START Given information

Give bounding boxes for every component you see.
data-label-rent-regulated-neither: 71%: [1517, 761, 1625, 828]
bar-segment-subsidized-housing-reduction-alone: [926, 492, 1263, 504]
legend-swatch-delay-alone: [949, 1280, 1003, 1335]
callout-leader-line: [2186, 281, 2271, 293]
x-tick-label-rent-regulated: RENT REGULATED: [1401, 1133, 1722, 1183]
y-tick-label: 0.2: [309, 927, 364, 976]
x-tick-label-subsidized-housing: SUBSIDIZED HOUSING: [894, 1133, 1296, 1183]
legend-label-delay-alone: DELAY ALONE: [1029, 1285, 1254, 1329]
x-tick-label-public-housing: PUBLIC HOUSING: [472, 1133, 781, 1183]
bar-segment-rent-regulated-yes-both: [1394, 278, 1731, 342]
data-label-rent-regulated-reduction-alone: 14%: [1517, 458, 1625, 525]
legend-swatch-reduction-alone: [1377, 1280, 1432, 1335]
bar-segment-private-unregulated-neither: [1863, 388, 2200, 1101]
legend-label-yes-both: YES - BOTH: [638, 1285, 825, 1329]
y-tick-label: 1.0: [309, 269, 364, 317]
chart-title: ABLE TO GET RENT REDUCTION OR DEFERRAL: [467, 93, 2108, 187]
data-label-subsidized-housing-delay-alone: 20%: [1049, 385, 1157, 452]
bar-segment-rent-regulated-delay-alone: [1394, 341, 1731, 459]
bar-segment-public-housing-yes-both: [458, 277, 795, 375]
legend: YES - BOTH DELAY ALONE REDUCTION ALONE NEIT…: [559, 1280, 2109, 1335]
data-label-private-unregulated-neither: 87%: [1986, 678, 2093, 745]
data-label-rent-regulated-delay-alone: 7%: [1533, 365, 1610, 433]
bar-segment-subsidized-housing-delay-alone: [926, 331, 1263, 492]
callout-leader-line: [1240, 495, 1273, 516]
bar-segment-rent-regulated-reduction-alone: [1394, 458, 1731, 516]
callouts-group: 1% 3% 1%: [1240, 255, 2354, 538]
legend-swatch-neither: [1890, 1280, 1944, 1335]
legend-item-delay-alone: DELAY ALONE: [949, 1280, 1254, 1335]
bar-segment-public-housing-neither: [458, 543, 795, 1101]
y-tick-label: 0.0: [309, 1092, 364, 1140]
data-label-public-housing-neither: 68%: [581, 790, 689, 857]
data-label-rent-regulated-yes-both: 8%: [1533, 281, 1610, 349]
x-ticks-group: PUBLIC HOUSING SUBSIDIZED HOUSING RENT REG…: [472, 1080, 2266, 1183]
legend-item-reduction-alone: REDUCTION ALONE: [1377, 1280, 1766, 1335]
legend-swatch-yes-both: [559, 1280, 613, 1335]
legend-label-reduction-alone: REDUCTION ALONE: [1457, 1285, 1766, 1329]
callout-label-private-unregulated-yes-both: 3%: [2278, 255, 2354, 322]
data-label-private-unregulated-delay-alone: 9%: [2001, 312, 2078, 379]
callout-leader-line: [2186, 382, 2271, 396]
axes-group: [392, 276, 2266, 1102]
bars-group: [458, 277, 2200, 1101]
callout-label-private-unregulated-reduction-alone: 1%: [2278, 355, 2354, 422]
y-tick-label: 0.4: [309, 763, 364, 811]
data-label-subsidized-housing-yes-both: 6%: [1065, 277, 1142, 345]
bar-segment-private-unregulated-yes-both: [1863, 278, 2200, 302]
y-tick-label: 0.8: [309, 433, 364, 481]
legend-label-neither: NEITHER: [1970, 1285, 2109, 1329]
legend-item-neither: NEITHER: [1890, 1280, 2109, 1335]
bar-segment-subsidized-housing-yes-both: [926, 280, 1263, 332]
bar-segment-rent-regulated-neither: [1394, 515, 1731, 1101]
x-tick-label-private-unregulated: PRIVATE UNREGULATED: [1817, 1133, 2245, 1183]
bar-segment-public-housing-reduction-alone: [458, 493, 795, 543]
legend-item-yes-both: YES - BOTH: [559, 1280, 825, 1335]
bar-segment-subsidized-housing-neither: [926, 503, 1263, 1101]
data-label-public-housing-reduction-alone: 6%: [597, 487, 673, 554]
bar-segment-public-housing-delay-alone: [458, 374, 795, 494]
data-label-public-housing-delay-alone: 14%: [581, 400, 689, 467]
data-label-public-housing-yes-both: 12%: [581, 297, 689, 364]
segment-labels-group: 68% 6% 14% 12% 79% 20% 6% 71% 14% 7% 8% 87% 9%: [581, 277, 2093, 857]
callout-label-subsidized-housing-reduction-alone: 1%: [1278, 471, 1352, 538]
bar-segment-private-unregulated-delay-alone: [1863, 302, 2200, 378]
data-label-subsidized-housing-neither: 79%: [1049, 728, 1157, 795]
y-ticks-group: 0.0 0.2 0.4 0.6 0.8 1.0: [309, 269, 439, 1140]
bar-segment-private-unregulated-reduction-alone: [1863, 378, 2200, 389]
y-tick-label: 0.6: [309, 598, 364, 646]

END Given information

- To do
Write out the stretch of the material from its start through the line containing "legend-swatch-reduction-alone: [1377, 1280, 1432, 1335]", switching "x-tick-label" to "x-axis-label" and leaving everything else as it is.

- Written answer
Give bounding boxes for every component you see.
data-label-rent-regulated-neither: 71%: [1517, 761, 1625, 828]
bar-segment-subsidized-housing-reduction-alone: [926, 492, 1263, 504]
legend-swatch-delay-alone: [949, 1280, 1003, 1335]
callout-leader-line: [2186, 281, 2271, 293]
x-axis-label-rent-regulated: RENT REGULATED: [1401, 1133, 1722, 1183]
y-tick-label: 0.2: [309, 927, 364, 976]
x-axis-label-subsidized-housing: SUBSIDIZED HOUSING: [894, 1133, 1296, 1183]
legend-label-delay-alone: DELAY ALONE: [1029, 1285, 1254, 1329]
x-axis-label-public-housing: PUBLIC HOUSING: [472, 1133, 781, 1183]
bar-segment-rent-regulated-yes-both: [1394, 278, 1731, 342]
data-label-rent-regulated-reduction-alone: 14%: [1517, 458, 1625, 525]
legend-swatch-reduction-alone: [1377, 1280, 1432, 1335]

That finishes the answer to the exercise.